* _Direction_
Search the records for the word "JSON" and report each line that has it.

* _Data shown_
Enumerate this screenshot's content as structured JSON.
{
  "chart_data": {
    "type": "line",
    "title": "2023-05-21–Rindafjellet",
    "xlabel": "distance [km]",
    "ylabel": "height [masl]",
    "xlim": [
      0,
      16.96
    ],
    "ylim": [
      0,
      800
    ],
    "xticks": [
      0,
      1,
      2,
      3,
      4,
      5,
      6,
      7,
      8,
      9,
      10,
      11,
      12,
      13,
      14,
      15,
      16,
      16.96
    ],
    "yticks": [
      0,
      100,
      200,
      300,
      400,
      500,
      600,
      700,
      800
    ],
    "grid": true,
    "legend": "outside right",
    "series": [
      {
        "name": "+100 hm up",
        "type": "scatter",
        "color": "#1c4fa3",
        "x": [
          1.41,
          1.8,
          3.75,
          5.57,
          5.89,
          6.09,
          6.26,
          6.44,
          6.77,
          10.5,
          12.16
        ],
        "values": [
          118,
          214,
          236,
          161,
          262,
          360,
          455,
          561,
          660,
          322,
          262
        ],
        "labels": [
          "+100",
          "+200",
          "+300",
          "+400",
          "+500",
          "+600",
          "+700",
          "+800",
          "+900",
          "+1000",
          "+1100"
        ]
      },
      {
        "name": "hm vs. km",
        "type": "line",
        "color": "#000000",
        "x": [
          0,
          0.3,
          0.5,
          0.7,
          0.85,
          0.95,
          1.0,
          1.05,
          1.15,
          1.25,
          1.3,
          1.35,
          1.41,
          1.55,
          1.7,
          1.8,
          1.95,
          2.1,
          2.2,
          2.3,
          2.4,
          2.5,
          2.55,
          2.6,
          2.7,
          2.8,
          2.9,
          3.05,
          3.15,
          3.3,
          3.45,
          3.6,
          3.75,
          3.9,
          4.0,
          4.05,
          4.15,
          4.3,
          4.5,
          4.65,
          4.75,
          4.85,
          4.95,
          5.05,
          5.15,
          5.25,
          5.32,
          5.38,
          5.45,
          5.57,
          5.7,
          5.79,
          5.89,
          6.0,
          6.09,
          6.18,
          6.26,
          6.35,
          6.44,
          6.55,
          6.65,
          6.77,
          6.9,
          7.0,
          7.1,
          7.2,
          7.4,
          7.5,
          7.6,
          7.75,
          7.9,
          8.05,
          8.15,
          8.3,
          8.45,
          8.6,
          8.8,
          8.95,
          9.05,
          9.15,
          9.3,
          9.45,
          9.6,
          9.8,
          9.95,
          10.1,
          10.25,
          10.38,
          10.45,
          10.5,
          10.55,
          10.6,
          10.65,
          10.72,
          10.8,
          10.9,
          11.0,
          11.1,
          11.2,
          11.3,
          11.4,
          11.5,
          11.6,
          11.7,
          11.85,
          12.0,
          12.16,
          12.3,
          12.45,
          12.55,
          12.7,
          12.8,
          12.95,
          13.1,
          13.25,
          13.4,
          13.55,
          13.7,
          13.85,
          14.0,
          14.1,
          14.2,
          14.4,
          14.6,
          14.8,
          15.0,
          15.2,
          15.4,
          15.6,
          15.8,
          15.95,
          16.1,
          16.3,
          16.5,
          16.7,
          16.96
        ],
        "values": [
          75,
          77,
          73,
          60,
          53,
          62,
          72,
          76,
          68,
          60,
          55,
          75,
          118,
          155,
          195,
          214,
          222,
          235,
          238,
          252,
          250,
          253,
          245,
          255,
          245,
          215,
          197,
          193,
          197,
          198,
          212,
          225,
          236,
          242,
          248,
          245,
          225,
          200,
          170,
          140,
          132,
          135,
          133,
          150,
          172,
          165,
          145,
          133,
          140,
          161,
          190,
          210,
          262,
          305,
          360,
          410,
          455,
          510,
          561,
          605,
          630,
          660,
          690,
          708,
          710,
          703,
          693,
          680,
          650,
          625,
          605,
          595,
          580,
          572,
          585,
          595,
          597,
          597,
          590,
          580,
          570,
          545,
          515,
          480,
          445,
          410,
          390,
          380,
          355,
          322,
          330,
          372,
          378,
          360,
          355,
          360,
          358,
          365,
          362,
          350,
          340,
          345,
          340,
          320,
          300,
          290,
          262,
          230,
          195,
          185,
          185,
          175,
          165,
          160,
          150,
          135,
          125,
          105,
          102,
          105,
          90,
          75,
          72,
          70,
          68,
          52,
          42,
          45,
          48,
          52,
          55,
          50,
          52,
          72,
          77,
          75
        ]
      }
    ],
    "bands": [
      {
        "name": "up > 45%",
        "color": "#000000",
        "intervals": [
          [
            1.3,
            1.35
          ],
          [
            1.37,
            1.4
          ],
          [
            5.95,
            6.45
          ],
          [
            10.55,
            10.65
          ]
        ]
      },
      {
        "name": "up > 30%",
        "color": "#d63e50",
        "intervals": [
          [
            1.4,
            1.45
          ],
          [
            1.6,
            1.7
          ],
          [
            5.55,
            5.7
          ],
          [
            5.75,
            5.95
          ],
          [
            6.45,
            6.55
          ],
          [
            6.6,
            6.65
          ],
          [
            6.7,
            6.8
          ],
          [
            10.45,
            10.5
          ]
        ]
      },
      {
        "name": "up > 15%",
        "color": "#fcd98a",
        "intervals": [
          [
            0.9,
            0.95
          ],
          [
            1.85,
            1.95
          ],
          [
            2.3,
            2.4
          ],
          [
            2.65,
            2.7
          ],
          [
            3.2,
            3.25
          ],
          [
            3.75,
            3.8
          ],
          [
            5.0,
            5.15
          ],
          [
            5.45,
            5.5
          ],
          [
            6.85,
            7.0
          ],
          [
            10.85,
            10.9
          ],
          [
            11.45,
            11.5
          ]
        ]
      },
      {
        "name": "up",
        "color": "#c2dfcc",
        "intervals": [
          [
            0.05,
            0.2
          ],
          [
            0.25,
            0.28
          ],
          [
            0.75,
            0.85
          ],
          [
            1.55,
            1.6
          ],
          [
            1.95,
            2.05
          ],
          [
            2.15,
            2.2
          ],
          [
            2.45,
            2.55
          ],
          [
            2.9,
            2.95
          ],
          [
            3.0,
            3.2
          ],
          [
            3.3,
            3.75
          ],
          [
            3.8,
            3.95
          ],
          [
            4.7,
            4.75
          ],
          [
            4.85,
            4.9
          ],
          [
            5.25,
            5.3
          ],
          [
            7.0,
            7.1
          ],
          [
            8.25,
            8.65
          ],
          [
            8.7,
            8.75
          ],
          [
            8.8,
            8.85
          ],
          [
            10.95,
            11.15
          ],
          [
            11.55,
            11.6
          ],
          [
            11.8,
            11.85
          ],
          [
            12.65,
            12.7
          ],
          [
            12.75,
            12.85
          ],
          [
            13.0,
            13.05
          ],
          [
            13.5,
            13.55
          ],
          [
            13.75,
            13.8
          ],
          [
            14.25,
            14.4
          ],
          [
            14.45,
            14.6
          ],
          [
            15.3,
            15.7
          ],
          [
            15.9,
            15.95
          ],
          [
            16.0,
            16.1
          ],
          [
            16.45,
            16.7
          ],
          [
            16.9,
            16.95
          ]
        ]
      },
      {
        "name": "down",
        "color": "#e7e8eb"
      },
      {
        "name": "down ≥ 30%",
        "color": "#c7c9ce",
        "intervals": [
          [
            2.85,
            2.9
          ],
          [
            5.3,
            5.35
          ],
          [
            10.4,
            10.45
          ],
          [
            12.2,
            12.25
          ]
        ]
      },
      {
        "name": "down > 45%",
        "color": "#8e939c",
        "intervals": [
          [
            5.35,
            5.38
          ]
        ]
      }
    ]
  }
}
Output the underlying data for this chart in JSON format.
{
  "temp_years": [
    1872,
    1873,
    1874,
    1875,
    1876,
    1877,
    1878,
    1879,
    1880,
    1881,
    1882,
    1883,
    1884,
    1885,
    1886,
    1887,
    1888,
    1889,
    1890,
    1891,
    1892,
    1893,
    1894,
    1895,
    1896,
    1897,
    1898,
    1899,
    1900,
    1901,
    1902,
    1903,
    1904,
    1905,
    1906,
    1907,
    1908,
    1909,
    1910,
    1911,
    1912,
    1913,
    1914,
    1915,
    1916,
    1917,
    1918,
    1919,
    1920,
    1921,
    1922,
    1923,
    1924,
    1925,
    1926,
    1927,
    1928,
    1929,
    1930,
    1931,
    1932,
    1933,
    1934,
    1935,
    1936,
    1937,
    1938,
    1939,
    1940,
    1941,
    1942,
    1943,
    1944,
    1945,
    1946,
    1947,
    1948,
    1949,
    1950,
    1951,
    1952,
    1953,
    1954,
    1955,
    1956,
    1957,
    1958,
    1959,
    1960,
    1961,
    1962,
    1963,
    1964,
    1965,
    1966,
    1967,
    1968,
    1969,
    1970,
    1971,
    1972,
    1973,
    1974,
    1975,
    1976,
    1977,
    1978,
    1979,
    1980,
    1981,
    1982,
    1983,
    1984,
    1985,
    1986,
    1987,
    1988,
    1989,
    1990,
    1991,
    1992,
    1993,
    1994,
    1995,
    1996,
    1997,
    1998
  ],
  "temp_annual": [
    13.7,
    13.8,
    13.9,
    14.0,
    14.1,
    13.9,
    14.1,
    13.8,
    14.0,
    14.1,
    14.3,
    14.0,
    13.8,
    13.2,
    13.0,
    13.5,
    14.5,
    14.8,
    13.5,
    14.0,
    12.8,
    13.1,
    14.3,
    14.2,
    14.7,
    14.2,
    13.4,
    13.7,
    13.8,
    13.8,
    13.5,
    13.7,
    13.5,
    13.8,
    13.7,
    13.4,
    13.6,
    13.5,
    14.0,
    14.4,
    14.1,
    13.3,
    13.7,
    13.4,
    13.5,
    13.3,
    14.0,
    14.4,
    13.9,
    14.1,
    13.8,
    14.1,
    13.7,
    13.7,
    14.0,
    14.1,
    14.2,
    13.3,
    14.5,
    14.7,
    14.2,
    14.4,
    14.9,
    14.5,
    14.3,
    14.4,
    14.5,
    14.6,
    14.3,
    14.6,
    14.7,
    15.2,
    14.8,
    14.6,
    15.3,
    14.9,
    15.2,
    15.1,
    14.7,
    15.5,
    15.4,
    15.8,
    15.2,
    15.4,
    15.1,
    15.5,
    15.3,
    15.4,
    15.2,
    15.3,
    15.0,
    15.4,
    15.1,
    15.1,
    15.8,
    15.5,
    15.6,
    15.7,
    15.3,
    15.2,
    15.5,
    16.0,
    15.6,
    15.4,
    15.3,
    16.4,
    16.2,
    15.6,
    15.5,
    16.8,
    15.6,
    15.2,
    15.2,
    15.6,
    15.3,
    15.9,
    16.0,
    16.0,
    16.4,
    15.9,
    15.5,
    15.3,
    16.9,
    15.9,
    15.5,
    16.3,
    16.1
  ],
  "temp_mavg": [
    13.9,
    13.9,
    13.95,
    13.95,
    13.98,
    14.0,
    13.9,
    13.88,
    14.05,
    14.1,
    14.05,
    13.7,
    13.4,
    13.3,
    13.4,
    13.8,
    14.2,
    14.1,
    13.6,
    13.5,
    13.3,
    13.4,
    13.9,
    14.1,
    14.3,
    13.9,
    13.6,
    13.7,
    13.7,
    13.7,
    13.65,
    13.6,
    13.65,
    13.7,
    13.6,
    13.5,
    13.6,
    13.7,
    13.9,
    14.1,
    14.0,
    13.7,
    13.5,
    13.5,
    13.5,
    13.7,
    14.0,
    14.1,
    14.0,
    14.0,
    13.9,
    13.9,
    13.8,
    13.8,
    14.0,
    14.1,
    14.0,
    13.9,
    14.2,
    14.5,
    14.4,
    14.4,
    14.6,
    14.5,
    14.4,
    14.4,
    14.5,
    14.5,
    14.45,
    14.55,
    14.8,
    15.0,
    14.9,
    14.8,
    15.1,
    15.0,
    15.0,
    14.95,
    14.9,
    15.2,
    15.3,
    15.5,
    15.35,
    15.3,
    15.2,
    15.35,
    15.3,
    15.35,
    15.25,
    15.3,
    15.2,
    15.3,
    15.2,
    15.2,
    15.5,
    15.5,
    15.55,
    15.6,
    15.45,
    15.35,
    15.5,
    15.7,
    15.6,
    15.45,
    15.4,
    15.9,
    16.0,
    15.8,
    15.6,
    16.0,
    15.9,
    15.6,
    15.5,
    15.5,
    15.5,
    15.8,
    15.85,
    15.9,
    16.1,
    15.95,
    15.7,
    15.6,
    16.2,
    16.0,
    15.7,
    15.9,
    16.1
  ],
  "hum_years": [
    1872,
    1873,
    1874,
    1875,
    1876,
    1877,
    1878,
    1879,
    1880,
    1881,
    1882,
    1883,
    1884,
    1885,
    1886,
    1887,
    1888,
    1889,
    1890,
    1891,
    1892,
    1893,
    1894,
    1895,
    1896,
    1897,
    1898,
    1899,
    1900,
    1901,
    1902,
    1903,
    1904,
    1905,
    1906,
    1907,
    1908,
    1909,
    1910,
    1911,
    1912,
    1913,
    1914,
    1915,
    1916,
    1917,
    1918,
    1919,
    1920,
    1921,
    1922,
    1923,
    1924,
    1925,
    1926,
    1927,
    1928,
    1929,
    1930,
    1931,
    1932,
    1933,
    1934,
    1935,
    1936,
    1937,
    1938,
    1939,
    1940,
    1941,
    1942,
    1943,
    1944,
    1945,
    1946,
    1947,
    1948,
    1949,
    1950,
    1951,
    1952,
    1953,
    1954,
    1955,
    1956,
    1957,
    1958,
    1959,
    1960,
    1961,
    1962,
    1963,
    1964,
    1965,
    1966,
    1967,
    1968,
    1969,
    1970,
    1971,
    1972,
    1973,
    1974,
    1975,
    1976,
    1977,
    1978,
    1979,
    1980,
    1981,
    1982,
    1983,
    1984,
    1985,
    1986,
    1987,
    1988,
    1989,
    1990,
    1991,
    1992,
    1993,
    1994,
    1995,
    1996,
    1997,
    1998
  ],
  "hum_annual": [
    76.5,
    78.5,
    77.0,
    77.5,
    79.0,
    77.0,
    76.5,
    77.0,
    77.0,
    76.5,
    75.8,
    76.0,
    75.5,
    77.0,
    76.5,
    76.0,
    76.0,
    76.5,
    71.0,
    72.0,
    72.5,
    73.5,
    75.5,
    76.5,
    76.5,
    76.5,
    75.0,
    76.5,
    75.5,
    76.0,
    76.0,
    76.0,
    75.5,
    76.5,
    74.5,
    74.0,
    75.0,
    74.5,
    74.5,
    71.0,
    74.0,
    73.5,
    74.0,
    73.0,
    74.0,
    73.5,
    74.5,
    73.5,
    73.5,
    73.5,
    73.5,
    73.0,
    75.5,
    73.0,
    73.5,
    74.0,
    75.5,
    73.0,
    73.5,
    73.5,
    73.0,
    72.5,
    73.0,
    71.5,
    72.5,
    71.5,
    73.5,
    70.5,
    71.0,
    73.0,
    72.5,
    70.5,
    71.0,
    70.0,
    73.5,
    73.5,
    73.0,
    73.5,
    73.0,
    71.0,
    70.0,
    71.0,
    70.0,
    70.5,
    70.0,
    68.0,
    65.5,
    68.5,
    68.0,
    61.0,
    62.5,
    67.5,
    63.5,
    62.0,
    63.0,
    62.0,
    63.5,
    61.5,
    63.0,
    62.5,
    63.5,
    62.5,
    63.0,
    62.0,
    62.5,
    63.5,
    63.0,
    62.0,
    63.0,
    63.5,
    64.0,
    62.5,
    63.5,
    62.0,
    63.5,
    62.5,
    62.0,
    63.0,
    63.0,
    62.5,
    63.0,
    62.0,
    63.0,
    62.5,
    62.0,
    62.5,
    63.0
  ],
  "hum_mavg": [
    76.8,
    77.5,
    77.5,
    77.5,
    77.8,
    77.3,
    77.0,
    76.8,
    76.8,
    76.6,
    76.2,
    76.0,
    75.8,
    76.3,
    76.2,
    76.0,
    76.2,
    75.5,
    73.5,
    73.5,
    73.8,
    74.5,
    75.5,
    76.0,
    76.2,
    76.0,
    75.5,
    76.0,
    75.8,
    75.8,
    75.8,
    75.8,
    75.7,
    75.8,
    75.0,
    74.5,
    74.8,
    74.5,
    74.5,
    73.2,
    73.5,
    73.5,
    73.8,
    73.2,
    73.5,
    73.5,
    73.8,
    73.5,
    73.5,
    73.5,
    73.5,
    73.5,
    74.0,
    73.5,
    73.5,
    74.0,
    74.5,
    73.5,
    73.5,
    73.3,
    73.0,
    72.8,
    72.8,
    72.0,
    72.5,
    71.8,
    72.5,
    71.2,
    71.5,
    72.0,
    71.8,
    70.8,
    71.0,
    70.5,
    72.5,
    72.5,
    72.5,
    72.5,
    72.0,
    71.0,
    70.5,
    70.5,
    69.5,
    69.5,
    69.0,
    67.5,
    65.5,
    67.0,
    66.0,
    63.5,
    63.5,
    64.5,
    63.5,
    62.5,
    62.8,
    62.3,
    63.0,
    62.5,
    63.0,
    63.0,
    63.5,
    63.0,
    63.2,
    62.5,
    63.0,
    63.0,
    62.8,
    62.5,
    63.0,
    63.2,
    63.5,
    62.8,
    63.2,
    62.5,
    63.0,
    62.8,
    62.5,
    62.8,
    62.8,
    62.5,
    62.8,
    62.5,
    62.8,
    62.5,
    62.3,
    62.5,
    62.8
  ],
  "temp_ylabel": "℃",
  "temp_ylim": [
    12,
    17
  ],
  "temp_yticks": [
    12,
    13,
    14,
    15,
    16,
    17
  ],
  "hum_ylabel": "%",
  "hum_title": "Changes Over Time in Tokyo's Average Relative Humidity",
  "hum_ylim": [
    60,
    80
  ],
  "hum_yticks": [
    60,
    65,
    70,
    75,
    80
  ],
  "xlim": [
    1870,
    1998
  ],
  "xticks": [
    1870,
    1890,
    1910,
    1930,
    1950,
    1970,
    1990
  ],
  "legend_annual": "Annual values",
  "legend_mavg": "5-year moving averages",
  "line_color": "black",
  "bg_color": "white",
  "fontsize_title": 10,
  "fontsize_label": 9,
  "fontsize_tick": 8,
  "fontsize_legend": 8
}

* _Exercise solution_
Enumerate this screenshot's content as structured JSON.
Output the underlying data for this chart in JSON format.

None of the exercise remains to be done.